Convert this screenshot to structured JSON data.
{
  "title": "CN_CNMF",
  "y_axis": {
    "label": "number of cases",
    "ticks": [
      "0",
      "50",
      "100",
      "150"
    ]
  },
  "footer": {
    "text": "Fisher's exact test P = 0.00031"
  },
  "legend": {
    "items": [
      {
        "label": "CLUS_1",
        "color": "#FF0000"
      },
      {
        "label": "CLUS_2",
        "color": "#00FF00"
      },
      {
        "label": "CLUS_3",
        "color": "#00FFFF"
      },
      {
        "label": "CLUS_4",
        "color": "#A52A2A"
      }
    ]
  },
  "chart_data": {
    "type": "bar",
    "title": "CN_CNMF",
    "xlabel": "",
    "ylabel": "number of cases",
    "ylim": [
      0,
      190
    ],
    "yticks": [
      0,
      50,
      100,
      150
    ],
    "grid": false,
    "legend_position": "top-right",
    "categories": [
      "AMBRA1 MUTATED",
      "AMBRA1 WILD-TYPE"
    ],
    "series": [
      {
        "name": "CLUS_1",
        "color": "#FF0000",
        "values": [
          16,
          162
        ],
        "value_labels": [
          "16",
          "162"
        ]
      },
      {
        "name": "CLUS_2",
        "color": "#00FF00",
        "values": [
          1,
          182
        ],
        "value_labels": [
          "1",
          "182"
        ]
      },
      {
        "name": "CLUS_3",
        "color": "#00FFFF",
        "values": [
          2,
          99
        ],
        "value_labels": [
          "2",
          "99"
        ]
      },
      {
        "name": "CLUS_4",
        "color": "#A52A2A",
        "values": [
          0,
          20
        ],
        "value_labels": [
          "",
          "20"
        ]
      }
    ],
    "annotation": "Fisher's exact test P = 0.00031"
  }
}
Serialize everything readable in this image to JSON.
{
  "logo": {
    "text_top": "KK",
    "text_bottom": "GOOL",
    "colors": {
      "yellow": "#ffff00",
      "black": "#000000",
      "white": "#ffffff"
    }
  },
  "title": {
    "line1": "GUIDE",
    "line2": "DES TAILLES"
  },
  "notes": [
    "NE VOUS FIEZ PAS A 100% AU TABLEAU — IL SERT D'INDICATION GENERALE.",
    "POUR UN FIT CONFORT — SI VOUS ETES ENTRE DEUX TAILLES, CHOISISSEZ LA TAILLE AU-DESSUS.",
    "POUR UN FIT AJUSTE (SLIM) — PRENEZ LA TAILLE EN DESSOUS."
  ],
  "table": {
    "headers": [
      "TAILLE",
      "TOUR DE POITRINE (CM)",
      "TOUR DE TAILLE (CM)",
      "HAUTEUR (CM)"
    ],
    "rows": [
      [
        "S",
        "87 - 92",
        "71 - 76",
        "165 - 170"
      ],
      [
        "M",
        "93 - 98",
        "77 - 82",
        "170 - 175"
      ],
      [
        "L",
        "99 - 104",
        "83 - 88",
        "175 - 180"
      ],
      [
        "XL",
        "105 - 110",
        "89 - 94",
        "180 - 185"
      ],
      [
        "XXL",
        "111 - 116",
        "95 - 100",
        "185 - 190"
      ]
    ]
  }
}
········
Your task is to print all of the records exactly.

Convert this screenshot to structured JSON data.
{
  "title": "CN_CNMF",
  "y_axis": {
    "label": "number of cases",
    "ticks": [
      "0",
      "50",
      "100",
      "150"
    ]
  },
  "footer": {
    "text": "Fisher's exact test P = 0.00031"
  },
  "legend": {
    "items": [
      {
        "label": "CLUS_1",
        "color": "#FF0000"
      },
      {
        "label": "CLUS_2",
        "color": "#00FF00"
      },
      {
        "label": "CLUS_3",
        "color": "#00FFFF"
      },
      {
        "label": "CLUS_4",
        "color": "#A52A2A"
      }
    ]
  },
  "chart_data": {
    "type": "bar",
    "title": "CN_CNMF",
    "xlabel": "",
    "ylabel": "number of cases",
    "ylim": [
      0,
      190
    ],
    "yticks": [
      0,
      50,
      100,
      150
    ],
    "grid": false,
    "legend_position": "top-right",
    "categories": [
      "AMBRA1 MUTATED",
      "AMBRA1 WILD-TYPE"
    ],
    "series": [
      {
        "name": "CLUS_1",
        "color": "#FF0000",
        "values": [
          16,
          162
        ],
        "value_labels": [
          "16",
          "162"
        ]
      },
      {
        "name": "CLUS_2",
        "color": "#00FF00",
        "values": [
          1,
          182
        ],
        "value_labels": [
          "1",
          "182"
        ]
      },
      {
        "name": "CLUS_3",
        "color": "#00FFFF",
        "values": [
          2,
          99
        ],
        "value_labels": [
          "2",
          "99"
        ]
      },
      {
        "name": "CLUS_4",
        "color": "#A52A2A",
        "values": [
          0,
          20
        ],
        "value_labels": [
          "",
          "20"
        ]
      }
    ],
    "annotation": "Fisher's exact test P = 0.00031"
  }
}
Serialize everything readable in this image to JSON.
{
  "logo": {
    "text_top": "KK",
    "text_bottom": "GOOL",
    "colors": {
      "yellow": "#ffff00",
      "black": "#000000",
      "white": "#ffffff"
    }
  },
  "title": {
    "line1": "GUIDE",
    "line2": "DES TAILLES"
  },
  "notes": [
    "NE VOUS FIEZ PAS A 100% AU TABLEAU — IL SERT D'INDICATION GENERALE.",
    "POUR UN FIT CONFORT — SI VOUS ETES ENTRE DEUX TAILLES, CHOISISSEZ LA TAILLE AU-DESSUS.",
    "POUR UN FIT AJUSTE (SLIM) — PRENEZ LA TAILLE EN DESSOUS."
  ],
  "table": {
    "headers": [
      "TAILLE",
      "TOUR DE POITRINE (CM)",
      "TOUR DE TAILLE (CM)",
      "HAUTEUR (CM)"
    ],
    "rows": [
      [
        "S",
        "87 - 92",
        "71 - 76",
        "165 - 170"
      ],
      [
        "M",
        "93 - 98",
        "77 - 82",
        "170 - 175"
      ],
      [
        "L",
        "99 - 104",
        "83 - 88",
        "175 - 180"
      ],
      [
        "XL",
        "105 - 110",
        "89 - 94",
        "180 - 185"
      ],
      [
        "XXL",
        "111 - 116",
        "95 - 100",
        "185 - 190"
      ]
    ]
  }
}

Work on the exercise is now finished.